-------- DATA PROVIDED

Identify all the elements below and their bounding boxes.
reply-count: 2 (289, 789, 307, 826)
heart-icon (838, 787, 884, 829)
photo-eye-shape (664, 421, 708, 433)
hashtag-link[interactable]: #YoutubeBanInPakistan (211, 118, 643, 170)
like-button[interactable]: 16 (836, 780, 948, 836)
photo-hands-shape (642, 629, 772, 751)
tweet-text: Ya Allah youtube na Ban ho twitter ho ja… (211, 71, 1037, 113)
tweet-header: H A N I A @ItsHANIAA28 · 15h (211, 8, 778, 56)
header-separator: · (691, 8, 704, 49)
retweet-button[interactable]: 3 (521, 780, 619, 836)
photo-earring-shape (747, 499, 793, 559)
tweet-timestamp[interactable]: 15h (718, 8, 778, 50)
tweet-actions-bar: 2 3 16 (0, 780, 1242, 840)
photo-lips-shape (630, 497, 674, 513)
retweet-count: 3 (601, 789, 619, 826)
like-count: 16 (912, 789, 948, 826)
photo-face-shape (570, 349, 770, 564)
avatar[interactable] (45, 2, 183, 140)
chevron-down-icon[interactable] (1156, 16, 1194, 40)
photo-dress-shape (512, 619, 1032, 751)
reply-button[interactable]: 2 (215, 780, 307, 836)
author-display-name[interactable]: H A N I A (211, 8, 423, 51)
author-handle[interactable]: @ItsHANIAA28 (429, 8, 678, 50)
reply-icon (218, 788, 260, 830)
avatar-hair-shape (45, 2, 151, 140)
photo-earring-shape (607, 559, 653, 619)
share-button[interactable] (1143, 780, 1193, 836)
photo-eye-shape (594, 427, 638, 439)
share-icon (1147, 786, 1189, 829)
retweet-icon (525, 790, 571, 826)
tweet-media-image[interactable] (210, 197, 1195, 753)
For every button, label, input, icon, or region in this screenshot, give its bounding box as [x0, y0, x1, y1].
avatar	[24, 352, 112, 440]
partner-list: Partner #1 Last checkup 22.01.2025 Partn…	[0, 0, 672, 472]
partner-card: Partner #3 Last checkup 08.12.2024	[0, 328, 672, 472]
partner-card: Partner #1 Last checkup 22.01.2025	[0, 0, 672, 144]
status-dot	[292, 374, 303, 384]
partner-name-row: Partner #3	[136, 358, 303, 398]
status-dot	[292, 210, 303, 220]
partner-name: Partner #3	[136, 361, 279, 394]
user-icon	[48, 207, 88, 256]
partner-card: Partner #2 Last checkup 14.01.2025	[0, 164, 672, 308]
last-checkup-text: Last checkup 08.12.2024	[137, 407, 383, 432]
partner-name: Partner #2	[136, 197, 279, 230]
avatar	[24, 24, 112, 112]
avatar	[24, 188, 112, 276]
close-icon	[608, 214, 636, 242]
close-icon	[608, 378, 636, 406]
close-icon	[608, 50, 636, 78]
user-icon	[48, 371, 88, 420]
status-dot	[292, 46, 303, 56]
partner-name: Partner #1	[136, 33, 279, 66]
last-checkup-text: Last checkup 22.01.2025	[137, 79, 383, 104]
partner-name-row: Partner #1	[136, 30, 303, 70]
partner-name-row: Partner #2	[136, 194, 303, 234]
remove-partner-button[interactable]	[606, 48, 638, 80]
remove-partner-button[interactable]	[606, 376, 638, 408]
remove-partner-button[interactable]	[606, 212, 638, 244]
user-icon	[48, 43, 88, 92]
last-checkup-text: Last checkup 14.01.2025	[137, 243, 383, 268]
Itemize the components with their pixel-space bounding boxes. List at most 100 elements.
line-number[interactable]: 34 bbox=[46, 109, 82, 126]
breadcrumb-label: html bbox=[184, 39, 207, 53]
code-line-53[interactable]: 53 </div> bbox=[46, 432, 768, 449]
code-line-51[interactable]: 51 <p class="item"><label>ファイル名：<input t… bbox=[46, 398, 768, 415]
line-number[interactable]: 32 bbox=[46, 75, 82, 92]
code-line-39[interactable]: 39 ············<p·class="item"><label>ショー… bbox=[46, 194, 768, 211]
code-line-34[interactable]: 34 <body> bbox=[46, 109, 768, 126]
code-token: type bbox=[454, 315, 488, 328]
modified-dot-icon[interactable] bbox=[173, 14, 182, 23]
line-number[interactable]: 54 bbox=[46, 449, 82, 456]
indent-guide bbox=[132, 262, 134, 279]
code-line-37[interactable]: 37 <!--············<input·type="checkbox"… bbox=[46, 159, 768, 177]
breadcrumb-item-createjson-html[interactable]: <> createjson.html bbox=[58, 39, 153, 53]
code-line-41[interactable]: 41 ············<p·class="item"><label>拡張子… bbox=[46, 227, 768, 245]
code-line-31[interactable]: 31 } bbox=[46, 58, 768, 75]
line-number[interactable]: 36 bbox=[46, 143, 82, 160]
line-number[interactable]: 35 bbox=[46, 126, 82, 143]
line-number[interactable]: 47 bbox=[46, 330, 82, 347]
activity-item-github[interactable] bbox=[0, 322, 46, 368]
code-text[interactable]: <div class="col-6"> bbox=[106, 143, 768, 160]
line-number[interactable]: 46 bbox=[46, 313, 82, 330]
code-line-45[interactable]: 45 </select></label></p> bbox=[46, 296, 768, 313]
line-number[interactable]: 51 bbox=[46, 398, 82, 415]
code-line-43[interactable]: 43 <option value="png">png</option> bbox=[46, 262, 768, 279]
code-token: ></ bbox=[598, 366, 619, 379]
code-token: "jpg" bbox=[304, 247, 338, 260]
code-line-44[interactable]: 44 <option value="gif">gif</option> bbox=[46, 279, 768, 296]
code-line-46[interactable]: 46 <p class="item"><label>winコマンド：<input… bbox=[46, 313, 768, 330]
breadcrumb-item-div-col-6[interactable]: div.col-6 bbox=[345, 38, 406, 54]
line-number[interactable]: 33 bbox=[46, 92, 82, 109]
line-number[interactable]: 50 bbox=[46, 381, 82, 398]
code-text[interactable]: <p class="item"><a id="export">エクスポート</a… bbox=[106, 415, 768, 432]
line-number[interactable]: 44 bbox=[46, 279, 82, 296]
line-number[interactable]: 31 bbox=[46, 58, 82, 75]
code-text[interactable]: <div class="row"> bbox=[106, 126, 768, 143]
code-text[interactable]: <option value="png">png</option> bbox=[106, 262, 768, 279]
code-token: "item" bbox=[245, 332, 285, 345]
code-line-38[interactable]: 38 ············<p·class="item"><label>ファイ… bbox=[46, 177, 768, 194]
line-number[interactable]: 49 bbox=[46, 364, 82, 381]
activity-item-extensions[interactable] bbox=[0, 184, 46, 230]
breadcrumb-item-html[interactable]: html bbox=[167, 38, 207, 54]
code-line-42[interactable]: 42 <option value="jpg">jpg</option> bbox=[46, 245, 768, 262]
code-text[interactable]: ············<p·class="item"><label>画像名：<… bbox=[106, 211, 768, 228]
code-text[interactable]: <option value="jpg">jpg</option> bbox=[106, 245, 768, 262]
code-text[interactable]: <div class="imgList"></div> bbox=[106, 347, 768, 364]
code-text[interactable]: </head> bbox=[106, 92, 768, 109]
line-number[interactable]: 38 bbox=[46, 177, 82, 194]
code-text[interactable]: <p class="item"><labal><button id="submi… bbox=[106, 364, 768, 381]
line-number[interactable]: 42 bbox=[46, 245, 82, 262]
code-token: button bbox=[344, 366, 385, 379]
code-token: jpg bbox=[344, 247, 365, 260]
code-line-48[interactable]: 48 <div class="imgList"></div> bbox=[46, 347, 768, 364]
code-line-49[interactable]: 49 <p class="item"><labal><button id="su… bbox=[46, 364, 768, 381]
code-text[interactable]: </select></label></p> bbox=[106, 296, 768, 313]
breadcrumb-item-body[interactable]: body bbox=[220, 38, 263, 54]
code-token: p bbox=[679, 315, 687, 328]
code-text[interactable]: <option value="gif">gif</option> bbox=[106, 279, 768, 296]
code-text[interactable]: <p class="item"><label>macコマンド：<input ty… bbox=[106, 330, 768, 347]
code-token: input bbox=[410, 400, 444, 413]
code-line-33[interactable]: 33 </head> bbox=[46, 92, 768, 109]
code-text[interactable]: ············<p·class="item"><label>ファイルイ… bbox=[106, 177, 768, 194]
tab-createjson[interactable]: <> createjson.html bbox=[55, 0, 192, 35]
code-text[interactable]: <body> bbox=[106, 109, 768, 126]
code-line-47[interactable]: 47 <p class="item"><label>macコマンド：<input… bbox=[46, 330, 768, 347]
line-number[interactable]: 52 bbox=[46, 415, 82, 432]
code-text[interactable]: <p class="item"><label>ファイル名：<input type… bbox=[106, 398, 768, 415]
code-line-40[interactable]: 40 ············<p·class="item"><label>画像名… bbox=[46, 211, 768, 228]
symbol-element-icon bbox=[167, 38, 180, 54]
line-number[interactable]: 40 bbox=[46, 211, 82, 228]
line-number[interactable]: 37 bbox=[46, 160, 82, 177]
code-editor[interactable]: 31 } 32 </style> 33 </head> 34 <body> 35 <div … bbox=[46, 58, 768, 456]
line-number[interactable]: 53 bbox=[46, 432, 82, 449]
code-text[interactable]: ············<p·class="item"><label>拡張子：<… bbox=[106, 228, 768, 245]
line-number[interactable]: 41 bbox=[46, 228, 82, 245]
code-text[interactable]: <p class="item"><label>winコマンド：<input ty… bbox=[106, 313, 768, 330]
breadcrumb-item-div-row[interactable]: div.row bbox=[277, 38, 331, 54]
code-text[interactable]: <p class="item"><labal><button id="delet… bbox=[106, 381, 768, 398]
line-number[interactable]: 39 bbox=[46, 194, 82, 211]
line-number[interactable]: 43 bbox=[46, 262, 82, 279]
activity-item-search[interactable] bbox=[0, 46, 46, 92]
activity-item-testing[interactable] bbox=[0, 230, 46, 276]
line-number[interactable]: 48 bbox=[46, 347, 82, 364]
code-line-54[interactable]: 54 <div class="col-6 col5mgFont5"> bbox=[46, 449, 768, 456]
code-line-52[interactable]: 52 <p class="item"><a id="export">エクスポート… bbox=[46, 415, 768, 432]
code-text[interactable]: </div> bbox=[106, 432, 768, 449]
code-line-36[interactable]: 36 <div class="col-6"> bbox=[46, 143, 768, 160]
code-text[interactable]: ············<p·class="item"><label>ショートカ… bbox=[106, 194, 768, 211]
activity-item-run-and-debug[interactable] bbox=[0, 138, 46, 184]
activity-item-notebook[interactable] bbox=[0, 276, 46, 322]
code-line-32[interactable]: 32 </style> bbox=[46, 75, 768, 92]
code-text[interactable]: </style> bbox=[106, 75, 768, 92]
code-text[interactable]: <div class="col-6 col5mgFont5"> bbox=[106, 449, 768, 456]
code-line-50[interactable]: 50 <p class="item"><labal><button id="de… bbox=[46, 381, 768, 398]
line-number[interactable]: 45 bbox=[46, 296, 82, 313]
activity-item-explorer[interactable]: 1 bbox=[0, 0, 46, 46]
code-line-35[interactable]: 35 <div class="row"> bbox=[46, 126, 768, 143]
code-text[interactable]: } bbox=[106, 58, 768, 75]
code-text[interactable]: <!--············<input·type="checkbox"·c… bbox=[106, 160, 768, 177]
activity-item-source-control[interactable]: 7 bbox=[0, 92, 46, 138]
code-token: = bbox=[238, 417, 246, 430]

----------------

§ TASK
Copy out everything from the start of the records down to the line that contains "361, 279, 394]", including both of those lines, reproducing each line character for character.

§ SOLVED EXERCISE
Identify all the elements below and their bounding boxes.
reply-count: 2 (289, 789, 307, 826)
heart-icon (838, 787, 884, 829)
photo-eye-shape (664, 421, 708, 433)
hashtag-link[interactable]: #YoutubeBanInPakistan (211, 118, 643, 170)
like-button[interactable]: 16 (836, 780, 948, 836)
photo-hands-shape (642, 629, 772, 751)
tweet-text: Ya Allah youtube na Ban ho twitter ho ja… (211, 71, 1037, 113)
tweet-header: H A N I A @ItsHANIAA28 · 15h (211, 8, 778, 56)
header-separator: · (691, 8, 704, 49)
retweet-button[interactable]: 3 (521, 780, 619, 836)
photo-earring-shape (747, 499, 793, 559)
tweet-timestamp[interactable]: 15h (718, 8, 778, 50)
tweet-actions-bar: 2 3 16 (0, 780, 1242, 840)
photo-lips-shape (630, 497, 674, 513)
retweet-count: 3 (601, 789, 619, 826)
like-count: 16 (912, 789, 948, 826)
photo-face-shape (570, 349, 770, 564)
avatar[interactable] (45, 2, 183, 140)
chevron-down-icon[interactable] (1156, 16, 1194, 40)
photo-dress-shape (512, 619, 1032, 751)
reply-button[interactable]: 2 (215, 780, 307, 836)
author-display-name[interactable]: H A N I A (211, 8, 423, 51)
author-handle[interactable]: @ItsHANIAA28 (429, 8, 678, 50)
reply-icon (218, 788, 260, 830)
avatar-hair-shape (45, 2, 151, 140)
photo-earring-shape (607, 559, 653, 619)
share-button[interactable] (1143, 780, 1193, 836)
photo-eye-shape (594, 427, 638, 439)
share-icon (1147, 786, 1189, 829)
retweet-icon (525, 790, 571, 826)
tweet-media-image[interactable] (210, 197, 1195, 753)
For every button, label, input, icon, or region in this screenshot, give its bounding box as [x0, y0, x1, y1].
avatar	[24, 352, 112, 440]
partner-list: Partner #1 Last checkup 22.01.2025 Partn…	[0, 0, 672, 472]
partner-card: Partner #3 Last checkup 08.12.2024	[0, 328, 672, 472]
partner-card: Partner #1 Last checkup 22.01.2025	[0, 0, 672, 144]
status-dot	[292, 374, 303, 384]
partner-name-row: Partner #3	[136, 358, 303, 398]
status-dot	[292, 210, 303, 220]
partner-name: Partner #3	[136, 361, 279, 394]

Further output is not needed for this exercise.